--- Stated exercise ---
Extract the listing in its entirety, keeping each line identical to the original.

--- Listed entries ---
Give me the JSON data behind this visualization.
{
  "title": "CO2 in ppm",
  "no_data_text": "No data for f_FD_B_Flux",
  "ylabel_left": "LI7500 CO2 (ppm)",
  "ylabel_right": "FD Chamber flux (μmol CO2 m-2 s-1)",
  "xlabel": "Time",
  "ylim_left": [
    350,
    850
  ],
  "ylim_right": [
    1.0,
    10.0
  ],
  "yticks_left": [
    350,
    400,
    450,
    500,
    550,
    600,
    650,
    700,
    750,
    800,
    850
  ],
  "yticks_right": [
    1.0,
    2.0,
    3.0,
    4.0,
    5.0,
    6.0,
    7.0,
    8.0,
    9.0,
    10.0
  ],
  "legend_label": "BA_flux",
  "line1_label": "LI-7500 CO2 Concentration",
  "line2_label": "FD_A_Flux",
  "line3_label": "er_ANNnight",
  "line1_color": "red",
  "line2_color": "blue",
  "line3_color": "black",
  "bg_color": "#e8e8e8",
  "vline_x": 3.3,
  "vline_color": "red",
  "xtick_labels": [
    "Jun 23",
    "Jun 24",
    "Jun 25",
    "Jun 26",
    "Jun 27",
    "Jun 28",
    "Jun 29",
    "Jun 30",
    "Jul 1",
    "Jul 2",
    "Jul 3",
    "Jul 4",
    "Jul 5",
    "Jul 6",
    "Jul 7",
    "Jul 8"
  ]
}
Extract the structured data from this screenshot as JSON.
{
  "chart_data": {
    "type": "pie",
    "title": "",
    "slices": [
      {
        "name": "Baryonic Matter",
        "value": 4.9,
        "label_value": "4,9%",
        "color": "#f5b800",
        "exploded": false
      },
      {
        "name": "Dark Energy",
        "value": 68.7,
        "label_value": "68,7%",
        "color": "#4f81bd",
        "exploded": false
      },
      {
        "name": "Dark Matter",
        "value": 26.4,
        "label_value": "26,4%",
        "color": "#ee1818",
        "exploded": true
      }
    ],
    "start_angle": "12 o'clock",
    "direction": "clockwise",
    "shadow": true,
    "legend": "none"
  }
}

--- Written reply ---
Give me the JSON data behind this visualization.
{
  "title": "CO2 in ppm",
  "no_data_text": "No data for f_FD_B_Flux",
  "ylabel_left": "LI7500 CO2 (ppm)",
  "ylabel_right": "FD Chamber flux (μmol CO2 m-2 s-1)",
  "xlabel": "Time",
  "ylim_left": [
    350,
    850
  ],
  "ylim_right": [
    1.0,
    10.0
  ],
  "yticks_left": [
    350,
    400,
    450,
    500,
    550,
    600,
    650,
    700,
    750,
    800,
    850
  ],
  "yticks_right": [
    1.0,
    2.0,
    3.0,
    4.0,
    5.0,
    6.0,
    7.0,
    8.0,
    9.0,
    10.0
  ],
  "legend_label": "BA_flux",
  "line1_label": "LI-7500 CO2 Concentration",
  "line2_label": "FD_A_Flux",
  "line3_label": "er_ANNnight",
  "line1_color": "red",
  "line2_color": "blue",
  "line3_color": "black",
  "bg_color": "#e8e8e8",
  "vline_x": 3.3,
  "vline_color": "red",
  "xtick_labels": [
    "Jun 23",
    "Jun 24",
    "Jun 25",
    "Jun 26",
    "Jun 27",
    "Jun 28",
    "Jun 29",
    "Jun 30",
    "Jul 1",
    "Jul 2",
    "Jul 3",
    "Jul 4",
    "Jul 5",
    "Jul 6",
    "Jul 7",
    "Jul 8"
  ]
}
Extract the structured data from this screenshot as JSON.
{
  "chart_data": {
    "type": "pie",
    "title": "",
    "slices": [
      {
        "name": "Baryonic Matter",
        "value": 4.9,
        "label_value": "4,9%",
        "color": "#f5b800",
        "exploded": false
      },
      {
        "name": "Dark Energy",
        "value": 68.7,
        "label_value": "68,7%",
        "color": "#4f81bd",
        "exploded": false
      },
      {
        "name": "Dark Matter",
        "value": 26.4,
        "label_value": "26,4%",
        "color": "#ee1818",
        "exploded": true
      }
    ],
    "start_angle": "12 o'clock",
    "direction": "clockwise",
    "shadow": true,
    "legend": "none"
  }
}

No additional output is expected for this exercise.